→ **Supplied material**
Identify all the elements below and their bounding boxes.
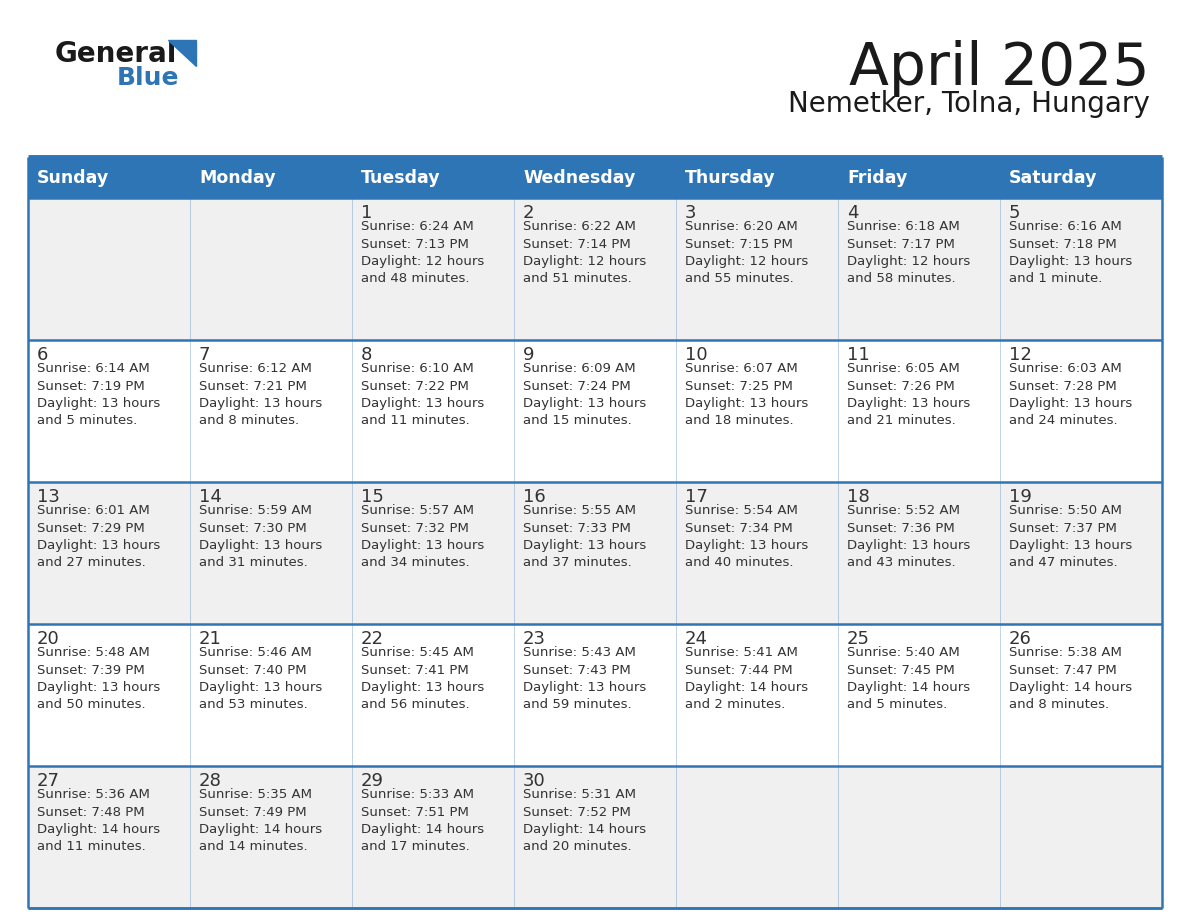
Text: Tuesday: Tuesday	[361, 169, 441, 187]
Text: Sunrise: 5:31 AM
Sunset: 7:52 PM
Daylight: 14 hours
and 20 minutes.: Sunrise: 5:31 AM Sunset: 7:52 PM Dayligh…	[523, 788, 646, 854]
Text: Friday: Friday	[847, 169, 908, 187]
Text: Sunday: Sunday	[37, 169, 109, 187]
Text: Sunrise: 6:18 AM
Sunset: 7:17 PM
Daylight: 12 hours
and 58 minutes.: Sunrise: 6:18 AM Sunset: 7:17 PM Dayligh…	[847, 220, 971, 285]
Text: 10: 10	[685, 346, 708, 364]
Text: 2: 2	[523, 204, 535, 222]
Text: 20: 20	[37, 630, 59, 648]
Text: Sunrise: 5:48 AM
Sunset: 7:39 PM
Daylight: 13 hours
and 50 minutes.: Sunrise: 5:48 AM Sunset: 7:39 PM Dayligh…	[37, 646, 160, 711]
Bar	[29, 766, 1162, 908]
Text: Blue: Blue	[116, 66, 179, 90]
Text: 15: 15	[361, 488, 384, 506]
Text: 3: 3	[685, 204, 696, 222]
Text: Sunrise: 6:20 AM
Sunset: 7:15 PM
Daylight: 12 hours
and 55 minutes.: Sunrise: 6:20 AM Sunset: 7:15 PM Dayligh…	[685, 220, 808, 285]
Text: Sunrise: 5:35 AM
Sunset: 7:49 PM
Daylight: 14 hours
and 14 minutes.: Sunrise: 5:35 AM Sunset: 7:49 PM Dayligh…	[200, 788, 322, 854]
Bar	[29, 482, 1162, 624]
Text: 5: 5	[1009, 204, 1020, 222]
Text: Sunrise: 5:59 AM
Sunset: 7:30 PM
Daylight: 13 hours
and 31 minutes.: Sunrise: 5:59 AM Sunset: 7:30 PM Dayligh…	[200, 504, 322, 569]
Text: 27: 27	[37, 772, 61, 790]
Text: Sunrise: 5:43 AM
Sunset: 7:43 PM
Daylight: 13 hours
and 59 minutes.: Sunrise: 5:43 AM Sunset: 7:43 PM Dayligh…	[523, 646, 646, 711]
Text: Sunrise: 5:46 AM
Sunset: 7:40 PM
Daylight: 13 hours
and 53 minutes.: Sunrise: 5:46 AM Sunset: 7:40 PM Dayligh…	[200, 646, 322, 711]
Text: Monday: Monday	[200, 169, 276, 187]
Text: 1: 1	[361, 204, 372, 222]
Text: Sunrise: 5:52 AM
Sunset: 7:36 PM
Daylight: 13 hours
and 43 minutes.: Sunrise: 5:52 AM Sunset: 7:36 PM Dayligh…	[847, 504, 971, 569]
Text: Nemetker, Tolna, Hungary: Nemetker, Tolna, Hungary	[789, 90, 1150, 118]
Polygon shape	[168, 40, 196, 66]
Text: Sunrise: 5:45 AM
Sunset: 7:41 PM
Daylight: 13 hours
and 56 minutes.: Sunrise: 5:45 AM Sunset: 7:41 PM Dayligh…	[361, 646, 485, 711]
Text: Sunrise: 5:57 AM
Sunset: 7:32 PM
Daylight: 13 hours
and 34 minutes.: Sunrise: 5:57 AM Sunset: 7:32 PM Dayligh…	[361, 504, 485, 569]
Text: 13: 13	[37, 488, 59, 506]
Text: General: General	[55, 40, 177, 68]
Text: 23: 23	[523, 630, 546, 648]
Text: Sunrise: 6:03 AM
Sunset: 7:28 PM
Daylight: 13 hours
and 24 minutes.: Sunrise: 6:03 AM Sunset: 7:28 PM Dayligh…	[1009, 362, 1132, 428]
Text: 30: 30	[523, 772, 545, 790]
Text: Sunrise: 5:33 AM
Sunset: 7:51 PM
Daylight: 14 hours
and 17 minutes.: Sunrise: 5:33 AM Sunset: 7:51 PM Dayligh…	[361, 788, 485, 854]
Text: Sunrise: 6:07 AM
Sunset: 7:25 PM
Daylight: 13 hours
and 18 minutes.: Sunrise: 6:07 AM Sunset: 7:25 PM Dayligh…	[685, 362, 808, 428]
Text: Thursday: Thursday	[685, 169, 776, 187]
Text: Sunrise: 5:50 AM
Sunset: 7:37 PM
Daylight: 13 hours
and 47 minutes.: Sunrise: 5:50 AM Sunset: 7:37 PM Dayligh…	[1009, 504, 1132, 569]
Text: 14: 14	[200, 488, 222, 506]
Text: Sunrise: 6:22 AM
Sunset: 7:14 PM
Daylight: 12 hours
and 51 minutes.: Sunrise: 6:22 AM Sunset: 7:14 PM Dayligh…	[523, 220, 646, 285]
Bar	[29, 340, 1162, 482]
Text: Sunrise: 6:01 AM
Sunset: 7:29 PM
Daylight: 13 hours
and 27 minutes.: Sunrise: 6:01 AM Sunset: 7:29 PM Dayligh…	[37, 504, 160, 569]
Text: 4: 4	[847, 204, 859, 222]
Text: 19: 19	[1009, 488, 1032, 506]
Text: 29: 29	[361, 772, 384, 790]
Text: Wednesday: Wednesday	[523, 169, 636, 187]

→ **Instructions for the task**
Could you format every line of the records above as a Markdown table with the columns Row and Line, numbering each row and skipping blank lines? Leave the pictures out.

→ **Final result**
| Row | Line |
|---|---|
| 1 | Identify all the elements below and their bounding boxes. |
| 2 | Text: Tuesday: Tuesday	[361, 169, 441, 187] |
| 3 | Text: Sunrise: 5:31 AM |
| 4 | Sunset: 7:52 PM |
| 5 | Daylight: 14 hours |
| 6 | and 20 minutes.: Sunrise: 5:31 AM Sunset: 7:52 PM Dayligh…	[523, 788, 646, 854] |
| 7 | Text: Friday: Friday	[847, 169, 908, 187] |
| 8 | Text: Sunday: Sunday	[37, 169, 109, 187] |
| 9 | Text: Sunrise: 6:18 AM |
| 10 | Sunset: 7:17 PM |
| 11 | Daylight: 12 hours |
| 12 | and 58 minutes.: Sunrise: 6:18 AM Sunset: 7:17 PM Dayligh…	[847, 220, 971, 285] |
| 13 | Text: 10: 10	[685, 346, 708, 364] |
| 14 | Text: 2: 2	[523, 204, 535, 222] |
| 15 | Text: 20: 20	[37, 630, 59, 648] |
| 16 | Text: Sunrise: 5:48 AM |
| 17 | Sunset: 7:39 PM |
| 18 | Daylight: 13 hours |
| 19 | and 50 minutes.: Sunrise: 5:48 AM Sunset: 7:39 PM Dayligh…	[37, 646, 160, 711] |
| 20 | Bar	[29, 766, 1162, 908] |
| 21 | Text: Blue: Blue	[116, 66, 179, 90] |
| 22 | Text: 15: 15	[361, 488, 384, 506] |
| 23 | Text: 3: 3	[685, 204, 696, 222] |
| 24 | Text: Sunrise: 6:20 AM |
| 25 | Sunset: 7:15 PM |
| 26 | Daylight: 12 hours |
| 27 | and 55 minutes.: Sunrise: 6:20 AM Sunset: 7:15 PM Dayligh…	[685, 220, 808, 285] |
| 28 | Text: Sunrise: 5:35 AM |
| 29 | Sunset: 7:49 PM |
| 30 | Daylight: 14 hours |
| 31 | and 14 minutes.: Sunrise: 5:35 AM Sunset: 7:49 PM Dayligh…	[200, 788, 322, 854] |
| 32 | Bar	[29, 482, 1162, 624] |
| 33 | Text: 5: 5	[1009, 204, 1020, 222] |
| 34 | Text: Sunrise: 5:59 AM |
| 35 | Sunset: 7:30 PM |
| 36 | Daylight: 13 hours |
| 37 | and 31 minutes.: Sunrise: 5:59 AM Sunset: 7:30 PM Dayligh…	[200, 504, 322, 569] |
| 38 | Text: 27: 27	[37, 772, 61, 790] |
| 39 | Text: Sunrise: 5:43 AM |
| 40 | Sunset: 7:43 PM |
| 41 | Daylight: 13 hours |
| 42 | and 59 minutes.: Sunrise: 5:43 AM Sunset: 7:43 PM Dayligh…	[523, 646, 646, 711] |
| 43 | Text: Sunrise: 5:46 AM |
| 44 | Sunset: 7:40 PM |
| 45 | Daylight: 13 hours |
| 46 | and 53 minutes.: Sunrise: 5:46 AM Sunset: 7:40 PM Dayligh…	[200, 646, 322, 711] |
| 47 | Text: Monday: Monday	[200, 169, 276, 187] |
| 48 | Text: 1: 1	[361, 204, 372, 222] |
| 49 | Text: Sunrise: 5:52 AM |
| 50 | Sunset: 7:36 PM |
| 51 | Daylight: 13 hours |
| 52 | and 43 minutes.: Sunrise: 5:52 AM Sunset: 7:36 PM Dayligh…	[847, 504, 971, 569] |
| 53 | Text: Nemetker, Tolna, Hungary: Nemetker, Tolna, Hungary	[789, 90, 1150, 118] |
| 54 | Polygon shape	[168, 40, 196, 66] |
| 55 | Text: Sunrise: 5:45 AM |
| 56 | Sunset: 7:41 PM |
| 57 | Daylight: 13 hours |
| 58 | and 56 minutes.: Sunrise: 5:45 AM Sunset: 7:41 PM Dayligh…	[361, 646, 485, 711] |
| 59 | Text: Sunrise: 5:57 AM |
| 60 | Sunset: 7:32 PM |
| 61 | Daylight: 13 hours |
| 62 | and 34 minutes.: Sunrise: 5:57 AM Sunset: 7:32 PM Dayligh…	[361, 504, 485, 569] |
| 63 | Text: 13: 13	[37, 488, 59, 506] |
| 64 | Text: General: General	[55, 40, 177, 68] |
| 65 | Text: 23: 23	[523, 630, 546, 648] |
| 66 | Text: Sunrise: 6:03 AM |
| 67 | Sunset: 7:28 PM |
| 68 | Daylight: 13 hours |
| 69 | and 24 minutes.: Sunrise: 6:03 AM Sunset: 7:28 PM Dayligh…	[1009, 362, 1132, 428] |
| 70 | Text: 30: 30	[523, 772, 545, 790] |
| 71 | Text: Sunrise: 5:33 AM |
| 72 | Sunset: 7:51 PM |
| 73 | Daylight: 14 hours |
| 74 | and 17 minutes.: Sunrise: 5:33 AM Sunset: 7:51 PM Dayligh…	[361, 788, 485, 854] |
| 75 | Text: Sunrise: 6:07 AM |
| 76 | Sunset: 7:25 PM |
| 77 | Daylight: 13 hours |
| 78 | and 18 minutes.: Sunrise: 6:07 AM Sunset: 7:25 PM Dayligh…	[685, 362, 808, 428] |
| 79 | Text: Thursday: Thursday	[685, 169, 776, 187] |
| 80 | Text: Sunrise: 5:50 AM |
| 81 | Sunset: 7:37 PM |
| 82 | Daylight: 13 hours |
| 83 | and 47 minutes.: Sunrise: 5:50 AM Sunset: 7:37 PM Dayligh…	[1009, 504, 1132, 569] |
| 84 | Text: 14: 14	[200, 488, 222, 506] |
| 85 | Text: Sunrise: 6:22 AM |
| 86 | Sunset: 7:14 PM |
| 87 | Daylight: 12 hours |
| 88 | and 51 minutes.: Sunrise: 6:22 AM Sunset: 7:14 PM Dayligh…	[523, 220, 646, 285] |
| 89 | Bar	[29, 340, 1162, 482] |
| 90 | Text: Sunrise: 6:01 AM |
| 91 | Sunset: 7:29 PM |
| 92 | Daylight: 13 hours |
| 93 | and 27 minutes.: Sunrise: 6:01 AM Sunset: 7:29 PM Dayligh…	[37, 504, 160, 569] |
| 94 | Text: 4: 4	[847, 204, 859, 222] |
| 95 | Text: 19: 19	[1009, 488, 1032, 506] |
| 96 | Text: 29: 29	[361, 772, 384, 790] |
| 97 | Text: Wednesday: Wednesday	[523, 169, 636, 187] |